● **Instrução a**: Reproduza fielmente, dos registros, as linhas que começam na que contém "13, 94, 18]" e seguem até a que contém "20, 22, 25]", incluindo as duas.

● **Trecho**:
::::
JOSÉ RENATO NALINI ¹
A judicialização de todas as questões fez da Justiça tema permanente. Se isso ocorre em todo o mundo, a reforma do Judiciário no Brasil ganhou destaque a partir da visita que o general Ernesto Geisel fez ao Supremo Tribunal Federal (STF), quando ficou perplexo com o volume de recursos em trâmite.
A pretexto de aprimorar a Justiça, editou o “pacote de abril”, a emenda constitucional nº 7/77, após fechar o Congresso.
Fruto disso, a Loman – Lei Orgânica da Magistratura Nacional, lei complementar nº 35, de 14/3/1979), considerada “a camisa de força do juiz brasileiro” e ainda em vigor, recepcionada pela Constituição Federal de 1988. Este, o pacto republicano que mais confiou na Justiça.
Prestigiou o Judiciário, ampliou-lhe funções e insistiu na celeridade.
A crise continuou, mesmo porque é permanente, pois é parte da crise do Estado. Foi necessária uma nova reforma do Judiciário, agora com a emenda constitucional nº 45/2004.[ad#Retangulo – Anuncios – Direita]
Criou-se o Conselho Nacional de Justiça, o controle externo do Judiciário e seu órgão de planejamento.
A lentidão continua a ser o maior problema. Tanto que se inseriu novo direito fundamental ao já alentado rol do artigo 5º da Constituição de 1988, a garantir rapidez na prestação jurisdicional.
Às modificações do Pacto, seguiu-se a edição de leis processuais de aceleração da Justiça. O CNJ alavancou as exigências de um sistema afinado com a pós-modernidade e implementou boas medidas.
::::
[Dados coletados]
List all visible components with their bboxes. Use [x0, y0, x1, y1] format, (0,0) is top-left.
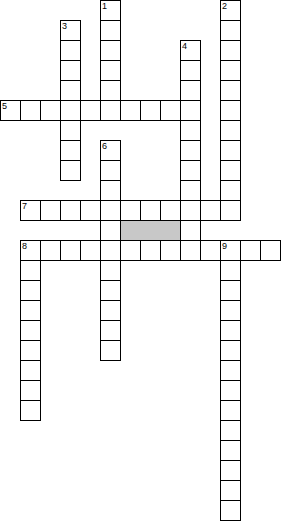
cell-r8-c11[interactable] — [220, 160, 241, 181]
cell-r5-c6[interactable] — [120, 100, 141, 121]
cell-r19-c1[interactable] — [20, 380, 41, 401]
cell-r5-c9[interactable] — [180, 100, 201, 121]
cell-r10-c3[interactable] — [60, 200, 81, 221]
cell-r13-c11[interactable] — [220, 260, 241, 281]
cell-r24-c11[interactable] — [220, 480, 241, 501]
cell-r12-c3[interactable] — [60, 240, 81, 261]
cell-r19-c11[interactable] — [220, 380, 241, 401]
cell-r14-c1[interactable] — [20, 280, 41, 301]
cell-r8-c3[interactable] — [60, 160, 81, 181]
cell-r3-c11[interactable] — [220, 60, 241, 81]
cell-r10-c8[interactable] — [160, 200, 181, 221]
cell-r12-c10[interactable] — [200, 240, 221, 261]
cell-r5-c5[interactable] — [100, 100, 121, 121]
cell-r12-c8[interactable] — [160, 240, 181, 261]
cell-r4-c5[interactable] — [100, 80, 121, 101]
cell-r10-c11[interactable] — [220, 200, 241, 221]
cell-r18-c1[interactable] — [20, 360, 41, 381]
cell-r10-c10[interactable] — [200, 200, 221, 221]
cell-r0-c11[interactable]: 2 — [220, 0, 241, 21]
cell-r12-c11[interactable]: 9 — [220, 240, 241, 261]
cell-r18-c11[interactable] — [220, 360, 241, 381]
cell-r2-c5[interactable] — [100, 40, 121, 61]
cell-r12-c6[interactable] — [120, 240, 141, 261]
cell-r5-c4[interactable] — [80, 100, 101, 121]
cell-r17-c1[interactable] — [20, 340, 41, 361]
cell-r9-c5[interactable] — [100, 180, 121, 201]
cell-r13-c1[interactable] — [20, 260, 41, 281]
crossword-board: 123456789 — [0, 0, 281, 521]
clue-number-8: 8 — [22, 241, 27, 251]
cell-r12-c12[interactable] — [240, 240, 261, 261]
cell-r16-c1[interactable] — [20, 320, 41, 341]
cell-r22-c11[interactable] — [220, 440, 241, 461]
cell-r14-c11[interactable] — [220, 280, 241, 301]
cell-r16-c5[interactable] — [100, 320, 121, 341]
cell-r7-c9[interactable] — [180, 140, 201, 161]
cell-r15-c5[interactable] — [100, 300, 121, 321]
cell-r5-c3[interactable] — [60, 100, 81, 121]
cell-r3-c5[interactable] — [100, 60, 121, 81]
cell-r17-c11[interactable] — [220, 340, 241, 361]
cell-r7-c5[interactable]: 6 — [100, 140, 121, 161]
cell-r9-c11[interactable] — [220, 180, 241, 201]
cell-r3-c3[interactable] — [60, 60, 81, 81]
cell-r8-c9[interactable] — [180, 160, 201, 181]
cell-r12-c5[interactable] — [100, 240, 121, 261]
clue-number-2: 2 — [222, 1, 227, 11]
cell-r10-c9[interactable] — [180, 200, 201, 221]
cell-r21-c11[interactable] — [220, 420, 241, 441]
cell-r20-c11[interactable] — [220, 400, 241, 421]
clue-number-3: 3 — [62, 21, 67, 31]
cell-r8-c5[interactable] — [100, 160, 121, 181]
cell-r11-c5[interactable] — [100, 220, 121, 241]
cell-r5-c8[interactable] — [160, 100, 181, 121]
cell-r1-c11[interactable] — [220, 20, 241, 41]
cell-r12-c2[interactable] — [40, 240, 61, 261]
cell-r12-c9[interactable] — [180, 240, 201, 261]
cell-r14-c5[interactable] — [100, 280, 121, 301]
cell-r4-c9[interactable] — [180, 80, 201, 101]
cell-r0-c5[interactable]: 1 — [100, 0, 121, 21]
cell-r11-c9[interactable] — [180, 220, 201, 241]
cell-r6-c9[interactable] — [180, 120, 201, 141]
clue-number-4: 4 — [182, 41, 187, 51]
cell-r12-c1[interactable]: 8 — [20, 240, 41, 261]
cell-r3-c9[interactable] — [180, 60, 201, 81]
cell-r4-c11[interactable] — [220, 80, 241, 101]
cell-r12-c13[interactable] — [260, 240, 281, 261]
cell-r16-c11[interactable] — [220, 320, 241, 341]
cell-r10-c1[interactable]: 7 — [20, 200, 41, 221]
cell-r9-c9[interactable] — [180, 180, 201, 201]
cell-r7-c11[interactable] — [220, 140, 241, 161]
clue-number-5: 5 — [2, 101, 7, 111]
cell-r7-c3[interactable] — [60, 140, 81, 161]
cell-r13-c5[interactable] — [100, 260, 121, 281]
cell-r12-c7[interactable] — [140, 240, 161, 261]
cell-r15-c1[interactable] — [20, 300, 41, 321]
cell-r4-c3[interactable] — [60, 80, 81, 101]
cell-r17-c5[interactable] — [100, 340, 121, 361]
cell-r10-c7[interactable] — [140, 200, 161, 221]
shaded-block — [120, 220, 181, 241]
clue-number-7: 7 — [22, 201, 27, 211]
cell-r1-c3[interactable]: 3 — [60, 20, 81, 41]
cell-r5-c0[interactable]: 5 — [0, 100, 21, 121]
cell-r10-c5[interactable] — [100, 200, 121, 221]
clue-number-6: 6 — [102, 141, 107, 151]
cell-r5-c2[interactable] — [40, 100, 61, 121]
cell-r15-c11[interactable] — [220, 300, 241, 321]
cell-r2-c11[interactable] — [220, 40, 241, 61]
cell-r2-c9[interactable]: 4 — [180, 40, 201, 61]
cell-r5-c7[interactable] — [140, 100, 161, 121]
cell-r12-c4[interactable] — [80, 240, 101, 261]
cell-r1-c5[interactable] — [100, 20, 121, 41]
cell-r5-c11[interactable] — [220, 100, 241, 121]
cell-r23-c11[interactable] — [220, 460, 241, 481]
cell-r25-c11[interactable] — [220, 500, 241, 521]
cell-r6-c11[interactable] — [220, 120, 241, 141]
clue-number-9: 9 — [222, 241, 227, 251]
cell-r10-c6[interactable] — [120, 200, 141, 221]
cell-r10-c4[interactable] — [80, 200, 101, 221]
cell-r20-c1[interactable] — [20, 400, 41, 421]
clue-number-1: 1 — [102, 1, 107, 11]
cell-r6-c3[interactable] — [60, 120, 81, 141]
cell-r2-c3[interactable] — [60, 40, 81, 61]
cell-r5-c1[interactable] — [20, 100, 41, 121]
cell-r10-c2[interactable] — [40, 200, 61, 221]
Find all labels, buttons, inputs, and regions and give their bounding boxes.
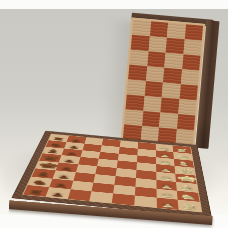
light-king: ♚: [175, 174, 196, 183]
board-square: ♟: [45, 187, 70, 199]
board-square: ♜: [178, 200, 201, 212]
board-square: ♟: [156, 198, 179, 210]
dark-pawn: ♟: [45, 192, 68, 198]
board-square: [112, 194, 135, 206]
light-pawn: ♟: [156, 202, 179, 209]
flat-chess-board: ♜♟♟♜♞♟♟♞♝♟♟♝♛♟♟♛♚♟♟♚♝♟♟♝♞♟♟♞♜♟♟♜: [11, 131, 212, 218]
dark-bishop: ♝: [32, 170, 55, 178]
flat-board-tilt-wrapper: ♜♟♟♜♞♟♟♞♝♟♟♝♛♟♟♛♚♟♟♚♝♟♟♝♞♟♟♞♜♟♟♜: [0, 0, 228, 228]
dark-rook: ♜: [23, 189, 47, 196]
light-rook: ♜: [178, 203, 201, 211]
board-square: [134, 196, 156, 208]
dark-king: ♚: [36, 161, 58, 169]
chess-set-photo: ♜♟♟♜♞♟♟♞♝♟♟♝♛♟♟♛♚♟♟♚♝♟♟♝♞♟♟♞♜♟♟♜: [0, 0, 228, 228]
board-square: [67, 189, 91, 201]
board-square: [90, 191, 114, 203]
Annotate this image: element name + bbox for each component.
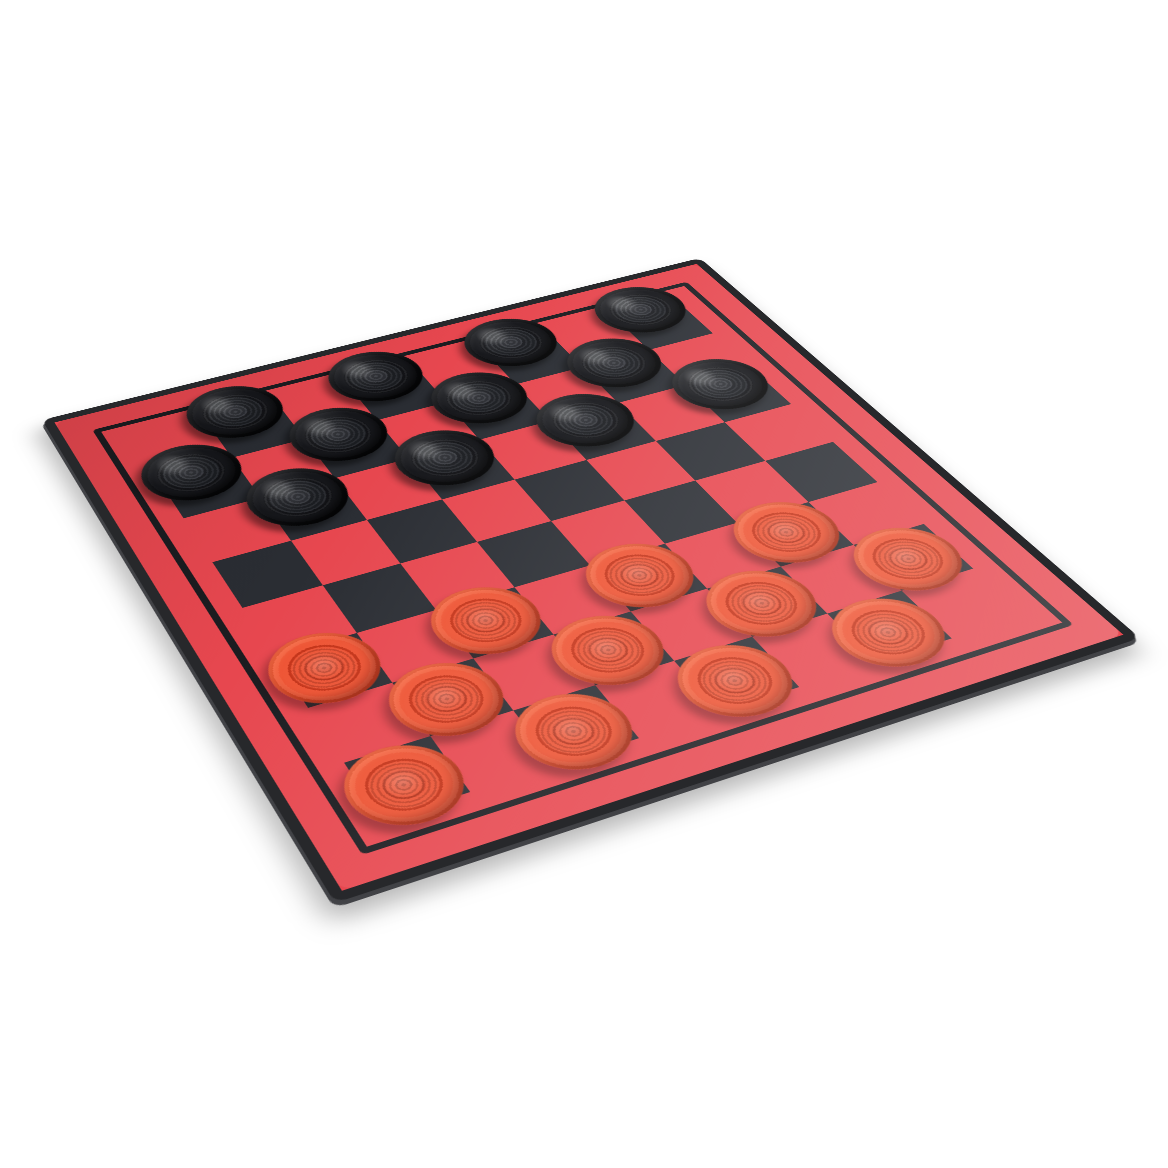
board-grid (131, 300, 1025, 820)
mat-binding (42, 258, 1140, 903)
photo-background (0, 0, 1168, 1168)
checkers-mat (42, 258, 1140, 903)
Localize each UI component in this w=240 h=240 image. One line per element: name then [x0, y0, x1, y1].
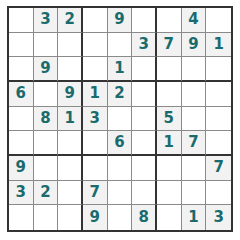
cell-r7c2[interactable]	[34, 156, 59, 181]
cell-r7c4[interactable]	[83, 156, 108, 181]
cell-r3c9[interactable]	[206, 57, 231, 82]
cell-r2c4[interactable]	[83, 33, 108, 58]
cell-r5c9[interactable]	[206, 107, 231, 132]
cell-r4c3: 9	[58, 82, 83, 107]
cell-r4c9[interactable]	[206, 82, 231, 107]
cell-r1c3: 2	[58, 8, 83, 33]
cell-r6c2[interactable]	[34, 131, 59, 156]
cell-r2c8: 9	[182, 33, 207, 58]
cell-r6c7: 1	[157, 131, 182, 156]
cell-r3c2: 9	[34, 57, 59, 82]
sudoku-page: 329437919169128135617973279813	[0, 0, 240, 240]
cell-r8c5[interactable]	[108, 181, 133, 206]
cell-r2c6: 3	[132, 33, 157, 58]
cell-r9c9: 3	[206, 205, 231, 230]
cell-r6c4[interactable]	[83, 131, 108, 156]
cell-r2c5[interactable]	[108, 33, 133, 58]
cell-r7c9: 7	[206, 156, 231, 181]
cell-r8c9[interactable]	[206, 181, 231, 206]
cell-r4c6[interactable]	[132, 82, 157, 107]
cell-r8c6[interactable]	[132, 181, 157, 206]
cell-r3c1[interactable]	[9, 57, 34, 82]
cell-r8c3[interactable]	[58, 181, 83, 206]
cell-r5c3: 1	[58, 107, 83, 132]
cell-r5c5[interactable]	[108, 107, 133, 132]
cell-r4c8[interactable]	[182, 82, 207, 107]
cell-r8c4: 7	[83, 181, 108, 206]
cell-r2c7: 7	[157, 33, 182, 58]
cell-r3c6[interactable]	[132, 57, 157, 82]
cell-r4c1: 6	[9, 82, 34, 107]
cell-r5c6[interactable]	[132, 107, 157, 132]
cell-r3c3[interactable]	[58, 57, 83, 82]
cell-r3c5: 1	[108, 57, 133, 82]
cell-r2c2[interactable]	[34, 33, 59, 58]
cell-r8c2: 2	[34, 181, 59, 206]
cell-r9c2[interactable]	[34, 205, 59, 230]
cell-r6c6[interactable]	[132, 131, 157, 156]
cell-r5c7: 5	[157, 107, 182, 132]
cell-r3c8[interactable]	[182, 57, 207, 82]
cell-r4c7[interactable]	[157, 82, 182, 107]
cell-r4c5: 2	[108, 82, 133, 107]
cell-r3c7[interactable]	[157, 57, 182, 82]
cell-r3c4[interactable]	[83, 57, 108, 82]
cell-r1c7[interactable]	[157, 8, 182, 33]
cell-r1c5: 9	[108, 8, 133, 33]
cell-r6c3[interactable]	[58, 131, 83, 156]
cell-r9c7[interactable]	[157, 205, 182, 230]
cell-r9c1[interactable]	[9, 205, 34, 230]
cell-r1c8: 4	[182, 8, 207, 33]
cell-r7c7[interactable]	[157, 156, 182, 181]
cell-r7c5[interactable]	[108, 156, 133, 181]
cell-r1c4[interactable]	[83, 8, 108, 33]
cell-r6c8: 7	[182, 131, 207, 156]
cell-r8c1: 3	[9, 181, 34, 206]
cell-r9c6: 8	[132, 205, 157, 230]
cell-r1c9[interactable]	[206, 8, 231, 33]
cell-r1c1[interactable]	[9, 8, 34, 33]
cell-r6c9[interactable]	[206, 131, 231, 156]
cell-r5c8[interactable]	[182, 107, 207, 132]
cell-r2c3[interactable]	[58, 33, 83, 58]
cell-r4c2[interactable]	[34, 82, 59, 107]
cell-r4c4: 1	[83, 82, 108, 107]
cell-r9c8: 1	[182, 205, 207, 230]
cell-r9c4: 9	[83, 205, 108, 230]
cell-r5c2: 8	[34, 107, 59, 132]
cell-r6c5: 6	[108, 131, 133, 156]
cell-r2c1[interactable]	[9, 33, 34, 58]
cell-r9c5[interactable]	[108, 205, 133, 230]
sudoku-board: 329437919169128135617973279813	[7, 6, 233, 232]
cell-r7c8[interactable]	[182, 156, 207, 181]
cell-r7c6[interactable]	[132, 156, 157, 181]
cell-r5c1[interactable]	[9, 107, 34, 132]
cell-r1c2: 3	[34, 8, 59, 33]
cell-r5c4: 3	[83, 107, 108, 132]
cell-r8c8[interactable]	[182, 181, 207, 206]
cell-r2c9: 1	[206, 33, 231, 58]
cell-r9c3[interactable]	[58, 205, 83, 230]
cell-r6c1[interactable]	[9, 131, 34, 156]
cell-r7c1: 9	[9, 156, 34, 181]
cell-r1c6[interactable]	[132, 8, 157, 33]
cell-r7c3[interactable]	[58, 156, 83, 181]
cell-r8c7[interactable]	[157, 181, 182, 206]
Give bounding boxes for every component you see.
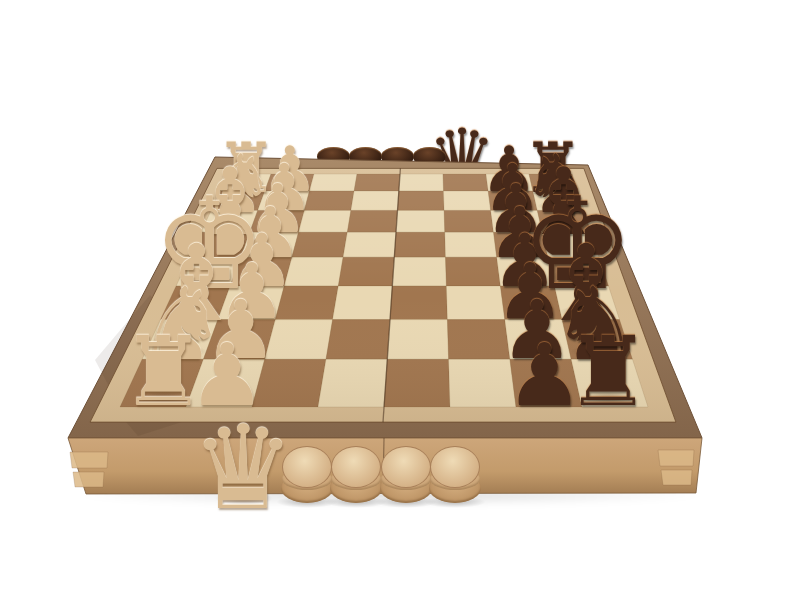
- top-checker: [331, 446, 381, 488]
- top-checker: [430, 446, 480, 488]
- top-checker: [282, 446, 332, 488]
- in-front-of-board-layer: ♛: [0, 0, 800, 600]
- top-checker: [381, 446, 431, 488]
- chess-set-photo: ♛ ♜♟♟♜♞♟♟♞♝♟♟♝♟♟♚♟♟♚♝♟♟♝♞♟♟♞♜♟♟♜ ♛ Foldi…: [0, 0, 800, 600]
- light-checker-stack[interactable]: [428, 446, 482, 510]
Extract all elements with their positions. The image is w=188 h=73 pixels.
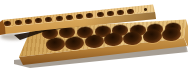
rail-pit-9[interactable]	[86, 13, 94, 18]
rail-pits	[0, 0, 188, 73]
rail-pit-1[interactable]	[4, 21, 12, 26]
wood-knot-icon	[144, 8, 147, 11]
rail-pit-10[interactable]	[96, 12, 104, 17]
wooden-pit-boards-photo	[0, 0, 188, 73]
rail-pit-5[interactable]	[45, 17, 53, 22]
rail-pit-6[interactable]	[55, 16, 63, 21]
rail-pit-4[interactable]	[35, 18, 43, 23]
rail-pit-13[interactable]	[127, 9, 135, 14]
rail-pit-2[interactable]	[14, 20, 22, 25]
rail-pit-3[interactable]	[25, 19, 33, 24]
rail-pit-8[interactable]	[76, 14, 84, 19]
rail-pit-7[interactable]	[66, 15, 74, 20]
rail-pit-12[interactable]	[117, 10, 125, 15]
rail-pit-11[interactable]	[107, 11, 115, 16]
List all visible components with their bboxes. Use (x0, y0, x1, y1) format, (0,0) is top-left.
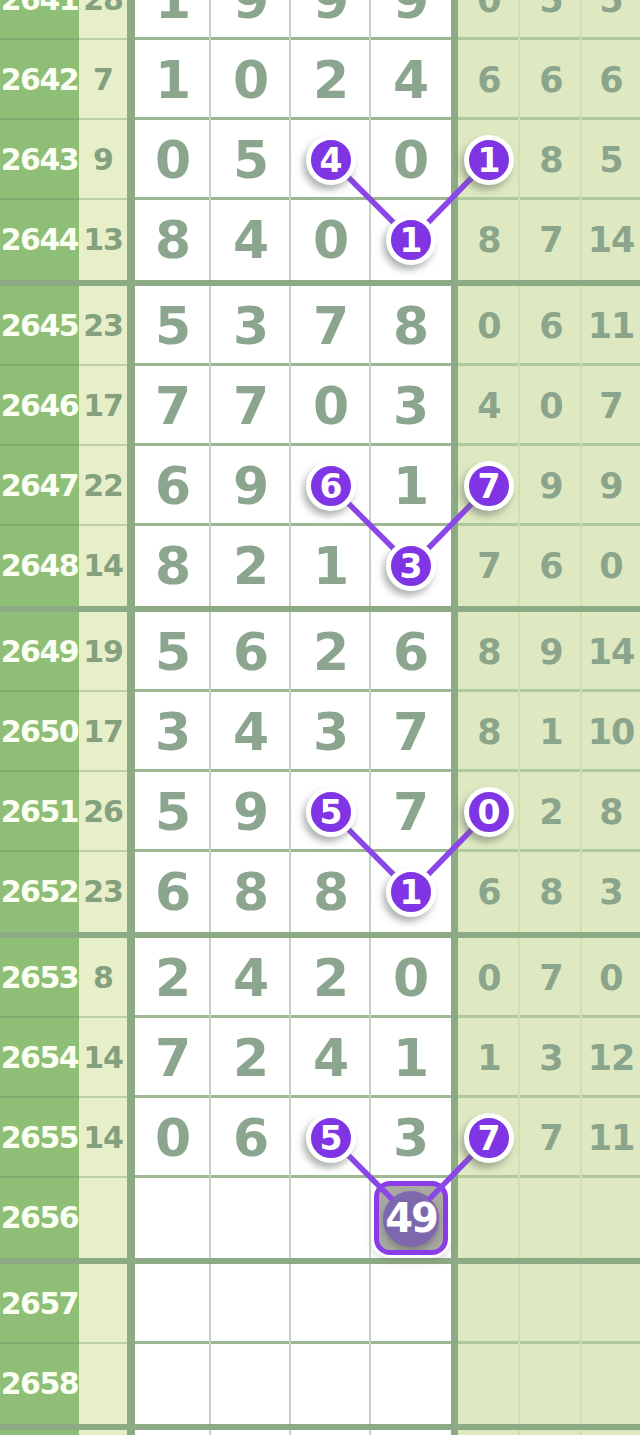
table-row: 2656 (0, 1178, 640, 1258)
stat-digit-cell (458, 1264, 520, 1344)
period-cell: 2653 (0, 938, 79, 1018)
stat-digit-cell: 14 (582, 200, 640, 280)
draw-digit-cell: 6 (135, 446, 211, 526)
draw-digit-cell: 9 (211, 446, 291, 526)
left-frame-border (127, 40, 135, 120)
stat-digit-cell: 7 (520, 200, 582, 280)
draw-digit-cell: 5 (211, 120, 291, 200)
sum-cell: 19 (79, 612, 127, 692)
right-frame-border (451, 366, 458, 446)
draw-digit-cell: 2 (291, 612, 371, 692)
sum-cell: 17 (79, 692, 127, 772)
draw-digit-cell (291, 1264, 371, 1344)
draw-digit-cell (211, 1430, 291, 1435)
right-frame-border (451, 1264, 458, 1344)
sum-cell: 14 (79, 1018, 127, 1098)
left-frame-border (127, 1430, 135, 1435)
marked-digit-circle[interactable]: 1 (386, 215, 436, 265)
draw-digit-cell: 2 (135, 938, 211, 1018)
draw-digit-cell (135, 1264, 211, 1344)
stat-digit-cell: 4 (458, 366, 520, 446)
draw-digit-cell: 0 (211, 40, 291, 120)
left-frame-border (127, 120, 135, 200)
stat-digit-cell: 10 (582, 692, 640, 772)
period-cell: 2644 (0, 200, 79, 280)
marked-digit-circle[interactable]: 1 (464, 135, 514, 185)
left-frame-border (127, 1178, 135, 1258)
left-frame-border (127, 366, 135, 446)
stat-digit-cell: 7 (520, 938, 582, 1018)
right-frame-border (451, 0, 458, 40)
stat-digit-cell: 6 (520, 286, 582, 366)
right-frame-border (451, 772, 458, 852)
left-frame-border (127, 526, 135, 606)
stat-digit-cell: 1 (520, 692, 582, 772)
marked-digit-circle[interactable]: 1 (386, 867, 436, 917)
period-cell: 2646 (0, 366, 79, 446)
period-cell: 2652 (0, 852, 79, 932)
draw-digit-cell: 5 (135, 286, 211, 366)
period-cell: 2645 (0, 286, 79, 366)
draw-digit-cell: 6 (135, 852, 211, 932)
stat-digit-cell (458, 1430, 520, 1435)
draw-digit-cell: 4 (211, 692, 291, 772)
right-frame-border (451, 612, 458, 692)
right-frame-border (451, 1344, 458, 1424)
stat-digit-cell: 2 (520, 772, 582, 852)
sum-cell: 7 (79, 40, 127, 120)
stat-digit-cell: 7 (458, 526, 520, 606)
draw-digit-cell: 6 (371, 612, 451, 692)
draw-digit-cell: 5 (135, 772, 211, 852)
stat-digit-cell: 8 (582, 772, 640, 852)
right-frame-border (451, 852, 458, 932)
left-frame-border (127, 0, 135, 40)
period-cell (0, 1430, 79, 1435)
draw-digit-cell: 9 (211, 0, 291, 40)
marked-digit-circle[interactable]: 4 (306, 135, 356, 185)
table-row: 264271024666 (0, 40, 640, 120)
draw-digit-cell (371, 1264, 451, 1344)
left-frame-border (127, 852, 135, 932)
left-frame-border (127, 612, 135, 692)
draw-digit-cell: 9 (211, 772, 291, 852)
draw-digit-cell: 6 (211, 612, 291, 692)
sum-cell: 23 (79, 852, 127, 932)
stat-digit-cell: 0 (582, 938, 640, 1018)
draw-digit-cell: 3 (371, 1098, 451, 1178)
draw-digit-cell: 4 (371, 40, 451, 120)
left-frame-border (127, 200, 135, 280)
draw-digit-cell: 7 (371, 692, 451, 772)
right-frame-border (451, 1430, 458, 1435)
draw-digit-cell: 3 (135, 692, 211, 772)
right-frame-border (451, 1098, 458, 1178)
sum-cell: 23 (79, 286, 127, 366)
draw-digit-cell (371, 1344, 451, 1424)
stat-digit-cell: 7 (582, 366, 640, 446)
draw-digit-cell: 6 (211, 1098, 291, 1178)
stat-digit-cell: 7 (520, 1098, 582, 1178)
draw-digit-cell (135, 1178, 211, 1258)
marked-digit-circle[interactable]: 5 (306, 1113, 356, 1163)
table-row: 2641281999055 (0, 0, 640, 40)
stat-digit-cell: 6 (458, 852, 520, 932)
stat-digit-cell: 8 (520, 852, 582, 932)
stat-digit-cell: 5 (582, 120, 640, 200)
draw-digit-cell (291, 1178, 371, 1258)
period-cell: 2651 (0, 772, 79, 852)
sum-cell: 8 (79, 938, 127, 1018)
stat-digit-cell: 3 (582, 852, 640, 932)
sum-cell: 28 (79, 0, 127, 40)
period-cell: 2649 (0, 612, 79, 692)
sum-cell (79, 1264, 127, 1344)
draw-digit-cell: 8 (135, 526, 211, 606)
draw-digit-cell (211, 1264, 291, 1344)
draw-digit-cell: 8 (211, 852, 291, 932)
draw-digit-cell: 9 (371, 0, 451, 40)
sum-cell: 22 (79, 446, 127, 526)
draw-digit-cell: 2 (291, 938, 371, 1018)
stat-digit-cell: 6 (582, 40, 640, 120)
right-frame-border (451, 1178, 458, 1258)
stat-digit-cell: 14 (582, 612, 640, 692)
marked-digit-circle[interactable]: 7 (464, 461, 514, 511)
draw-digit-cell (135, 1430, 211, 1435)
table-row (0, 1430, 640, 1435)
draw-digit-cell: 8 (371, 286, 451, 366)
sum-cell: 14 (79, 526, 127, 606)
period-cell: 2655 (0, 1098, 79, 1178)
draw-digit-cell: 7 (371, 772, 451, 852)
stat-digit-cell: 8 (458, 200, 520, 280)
::::
● **Instrução b**: No texto sobre a reforma do Judiciário, qual órgão foi criado como controle externo do Judiciário?

● **Solução a**:
rail-pit-9[interactable]	[86, 13, 94, 18]
rail-pits	[0, 0, 188, 73]
rail-pit-1[interactable]	[4, 21, 12, 26]
wood-knot-icon	[144, 8, 147, 11]
rail-pit-10[interactable]	[96, 12, 104, 17]
wooden-pit-boards-photo	[0, 0, 188, 73]
rail-pit-5[interactable]	[45, 17, 53, 22]
rail-pit-6[interactable]	[55, 16, 63, 21]
rail-pit-4[interactable]	[35, 18, 43, 23]
rail-pit-13[interactable]	[127, 9, 135, 14]
rail-pit-2[interactable]	[14, 20, 22, 25]

● **Solução b**: O Conselho Nacional de Justiça.